• Stated goal: Assemble all lines in which the string "sociedad" appears.

::: The records

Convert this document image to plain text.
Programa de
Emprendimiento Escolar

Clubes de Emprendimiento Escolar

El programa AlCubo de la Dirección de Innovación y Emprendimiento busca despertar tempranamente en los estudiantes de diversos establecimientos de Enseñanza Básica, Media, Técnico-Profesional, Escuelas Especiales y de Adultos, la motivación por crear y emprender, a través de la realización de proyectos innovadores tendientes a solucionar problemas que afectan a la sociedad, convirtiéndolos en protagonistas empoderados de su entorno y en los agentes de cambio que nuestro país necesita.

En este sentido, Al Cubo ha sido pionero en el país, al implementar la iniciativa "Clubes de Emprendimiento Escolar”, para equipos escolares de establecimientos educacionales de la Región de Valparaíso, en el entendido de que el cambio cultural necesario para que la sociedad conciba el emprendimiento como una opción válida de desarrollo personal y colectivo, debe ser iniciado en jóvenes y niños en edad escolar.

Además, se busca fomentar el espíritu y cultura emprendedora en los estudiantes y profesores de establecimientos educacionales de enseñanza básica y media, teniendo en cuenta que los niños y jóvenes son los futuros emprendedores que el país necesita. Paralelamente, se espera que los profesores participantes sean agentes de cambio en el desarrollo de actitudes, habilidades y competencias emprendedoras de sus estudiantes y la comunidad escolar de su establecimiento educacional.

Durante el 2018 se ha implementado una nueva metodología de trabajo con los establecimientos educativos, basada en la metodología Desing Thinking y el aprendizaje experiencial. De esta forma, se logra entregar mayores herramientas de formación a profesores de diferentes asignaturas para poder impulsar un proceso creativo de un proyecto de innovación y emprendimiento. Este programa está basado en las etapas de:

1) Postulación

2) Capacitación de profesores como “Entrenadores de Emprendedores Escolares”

::::::

• Finished task:
El programa AlCubo de la Dirección de Innovación y Emprendimiento busca despertar tempranamente en los estudiantes de diversos establecimientos de Enseñanza Básica, Media, Técnico-Profesional, Escuelas Especiales y de Adultos, la motivación por crear y emprender, a través de la realización de proyectos innovadores tendientes a solucionar problemas que afectan a la sociedad, convirtiéndolos en protagonistas empoderados de su entorno y en los agentes de cambio que nuestro país necesita.
En este sentido, Al Cubo ha sido pionero en el país, al implementar la iniciativa "Clubes de Emprendimiento Escolar”, para equipos escolares de establecimientos educacionales de la Región de Valparaíso, en el entendido de que el cambio cultural necesario para que la sociedad conciba el emprendimiento como una opción válida de desarrollo personal y colectivo, debe ser iniciado en jóvenes y niños en edad escolar.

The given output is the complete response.